Start

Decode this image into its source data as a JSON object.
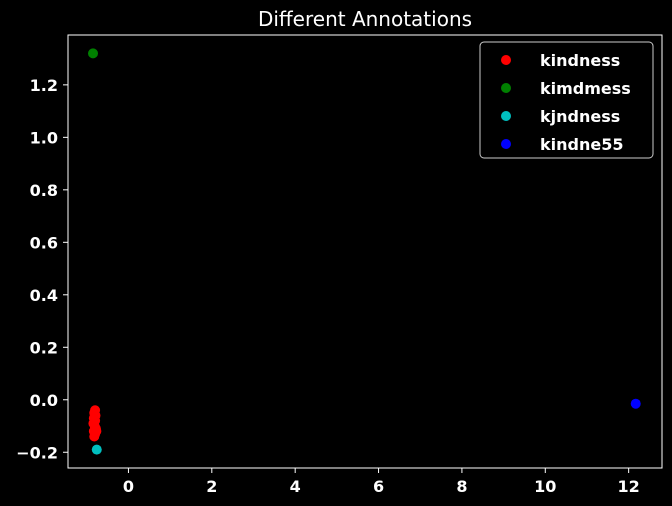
{
  "chart_data": {
    "type": "scatter",
    "title": "Different Annotations",
    "xlabel": "",
    "ylabel": "",
    "xlim": [
      -1.45,
      12.8
    ],
    "ylim": [
      -0.26,
      1.39
    ],
    "xticks": [
      0,
      2,
      4,
      6,
      8,
      10,
      12
    ],
    "xtick_labels": [
      "0",
      "2",
      "4",
      "6",
      "8",
      "10",
      "12"
    ],
    "yticks": [
      -0.2,
      0.0,
      0.2,
      0.4,
      0.6,
      0.8,
      1.0,
      1.2
    ],
    "ytick_labels": [
      "−0.2",
      "0.0",
      "0.2",
      "0.4",
      "0.6",
      "0.8",
      "1.0",
      "1.2"
    ],
    "grid": false,
    "legend_position": "top-right",
    "background": "#000000",
    "foreground": "#ffffff",
    "series": [
      {
        "name": "kindness",
        "color": "#ff0000",
        "points": [
          [
            -0.8,
            -0.04
          ],
          [
            -0.82,
            -0.05
          ],
          [
            -0.79,
            -0.06
          ],
          [
            -0.83,
            -0.07
          ],
          [
            -0.8,
            -0.08
          ],
          [
            -0.84,
            -0.09
          ],
          [
            -0.81,
            -0.1
          ],
          [
            -0.78,
            -0.11
          ],
          [
            -0.83,
            -0.12
          ],
          [
            -0.8,
            -0.13
          ],
          [
            -0.82,
            -0.14
          ],
          [
            -0.77,
            -0.12
          ]
        ]
      },
      {
        "name": "kimdmess",
        "color": "#008000",
        "points": [
          [
            -0.85,
            1.32
          ]
        ]
      },
      {
        "name": "kjndness",
        "color": "#00bfbf",
        "points": [
          [
            -0.76,
            -0.19
          ]
        ]
      },
      {
        "name": "kindne55",
        "color": "#0000ff",
        "points": [
          [
            12.17,
            -0.015
          ]
        ]
      }
    ]
  }
}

End

TASK BRIEF: Give every record again exactly, apart from the pictures, which stay out.

RESULT OF THE EXERCISE:
Decode this image into its source data as a JSON object.
{
  "chart_data": {
    "type": "scatter",
    "title": "Different Annotations",
    "xlabel": "",
    "ylabel": "",
    "xlim": [
      -1.45,
      12.8
    ],
    "ylim": [
      -0.26,
      1.39
    ],
    "xticks": [
      0,
      2,
      4,
      6,
      8,
      10,
      12
    ],
    "xtick_labels": [
      "0",
      "2",
      "4",
      "6",
      "8",
      "10",
      "12"
    ],
    "yticks": [
      -0.2,
      0.0,
      0.2,
      0.4,
      0.6,
      0.8,
      1.0,
      1.2
    ],
    "ytick_labels": [
      "−0.2",
      "0.0",
      "0.2",
      "0.4",
      "0.6",
      "0.8",
      "1.0",
      "1.2"
    ],
    "grid": false,
    "legend_position": "top-right",
    "background": "#000000",
    "foreground": "#ffffff",
    "series": [
      {
        "name": "kindness",
        "color": "#ff0000",
        "points": [
          [
            -0.8,
            -0.04
          ],
          [
            -0.82,
            -0.05
          ],
          [
            -0.79,
            -0.06
          ],
          [
            -0.83,
            -0.07
          ],
          [
            -0.8,
            -0.08
          ],
          [
            -0.84,
            -0.09
          ],
          [
            -0.81,
            -0.1
          ],
          [
            -0.78,
            -0.11
          ],
          [
            -0.83,
            -0.12
          ],
          [
            -0.8,
            -0.13
          ],
          [
            -0.82,
            -0.14
          ],
          [
            -0.77,
            -0.12
          ]
        ]
      },
      {
        "name": "kimdmess",
        "color": "#008000",
        "points": [
          [
            -0.85,
            1.32
          ]
        ]
      },
      {
        "name": "kjndness",
        "color": "#00bfbf",
        "points": [
          [
            -0.76,
            -0.19
          ]
        ]
      },
      {
        "name": "kindne55",
        "color": "#0000ff",
        "points": [
          [
            12.17,
            -0.015
          ]
        ]
      }
    ]
  }
}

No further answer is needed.